### What is being asked
Copy out every line that contains "this".

Stored dataset items
********
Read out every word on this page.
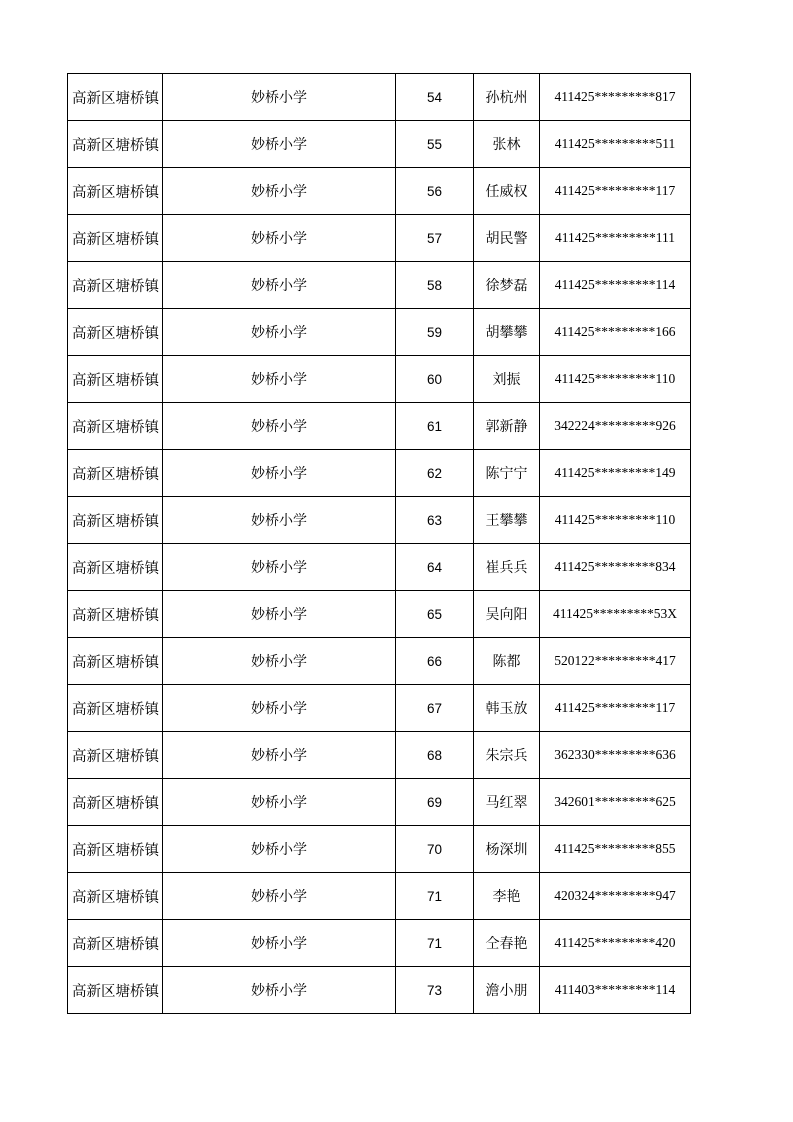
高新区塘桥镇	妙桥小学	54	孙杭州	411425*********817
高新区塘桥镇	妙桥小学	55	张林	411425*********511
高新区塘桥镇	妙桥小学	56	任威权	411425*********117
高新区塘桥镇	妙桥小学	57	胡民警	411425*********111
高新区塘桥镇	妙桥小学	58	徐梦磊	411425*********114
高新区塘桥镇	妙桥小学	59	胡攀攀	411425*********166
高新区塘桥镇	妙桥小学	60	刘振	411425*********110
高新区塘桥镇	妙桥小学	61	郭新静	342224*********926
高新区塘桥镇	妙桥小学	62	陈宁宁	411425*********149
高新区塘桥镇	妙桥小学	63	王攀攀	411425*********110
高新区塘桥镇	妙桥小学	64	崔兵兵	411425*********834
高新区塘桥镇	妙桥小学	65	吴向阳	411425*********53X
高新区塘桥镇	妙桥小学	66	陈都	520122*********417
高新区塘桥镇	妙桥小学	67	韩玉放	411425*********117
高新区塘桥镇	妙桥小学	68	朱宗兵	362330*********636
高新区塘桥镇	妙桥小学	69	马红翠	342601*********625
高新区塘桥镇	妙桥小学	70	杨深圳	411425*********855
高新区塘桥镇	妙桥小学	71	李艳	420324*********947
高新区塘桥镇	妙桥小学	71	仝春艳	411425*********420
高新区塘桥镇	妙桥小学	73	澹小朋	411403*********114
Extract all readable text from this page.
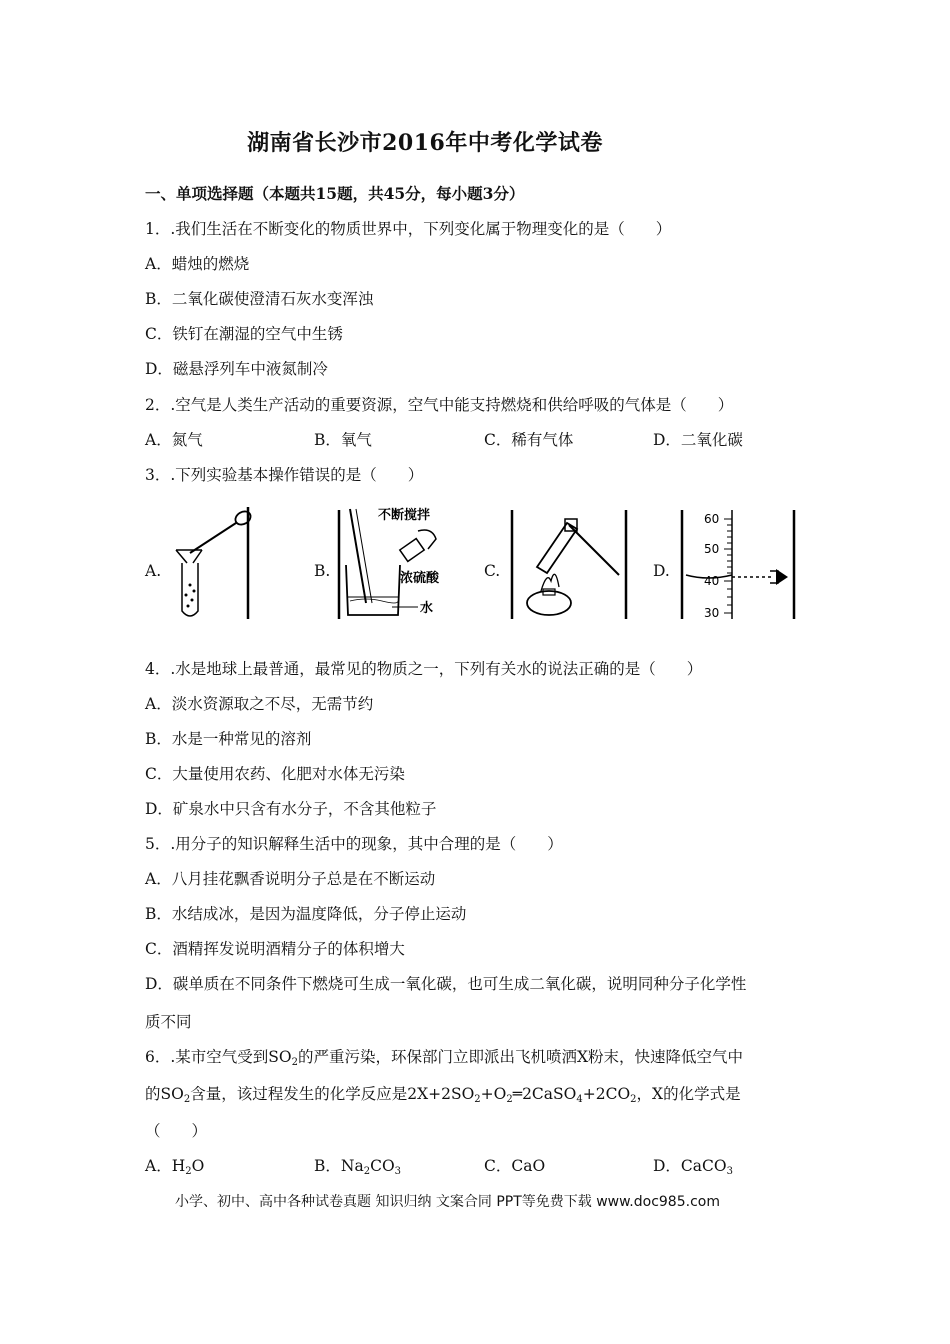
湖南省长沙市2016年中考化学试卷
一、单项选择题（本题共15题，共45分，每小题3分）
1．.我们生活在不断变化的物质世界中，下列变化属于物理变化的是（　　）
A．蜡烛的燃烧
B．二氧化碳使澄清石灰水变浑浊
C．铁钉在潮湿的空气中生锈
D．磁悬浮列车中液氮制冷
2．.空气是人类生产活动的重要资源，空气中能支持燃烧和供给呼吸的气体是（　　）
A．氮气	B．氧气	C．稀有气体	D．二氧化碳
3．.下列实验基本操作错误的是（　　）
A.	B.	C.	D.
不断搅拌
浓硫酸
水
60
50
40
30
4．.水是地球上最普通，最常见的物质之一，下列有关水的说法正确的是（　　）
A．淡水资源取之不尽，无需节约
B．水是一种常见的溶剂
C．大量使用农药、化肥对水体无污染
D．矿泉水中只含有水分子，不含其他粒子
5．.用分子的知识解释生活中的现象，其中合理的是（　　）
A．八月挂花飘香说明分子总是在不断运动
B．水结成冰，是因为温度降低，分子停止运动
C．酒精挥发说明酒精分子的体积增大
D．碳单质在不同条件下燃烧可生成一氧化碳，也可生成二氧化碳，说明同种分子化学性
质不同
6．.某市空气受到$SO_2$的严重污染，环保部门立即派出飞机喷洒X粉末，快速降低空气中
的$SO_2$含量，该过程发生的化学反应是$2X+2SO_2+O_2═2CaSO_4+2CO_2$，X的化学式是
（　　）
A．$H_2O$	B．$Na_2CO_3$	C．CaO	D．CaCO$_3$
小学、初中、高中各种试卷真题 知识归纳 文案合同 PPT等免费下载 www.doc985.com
********
### Solution to the problem
Read out every word on this page.
Extract all readable text from this page.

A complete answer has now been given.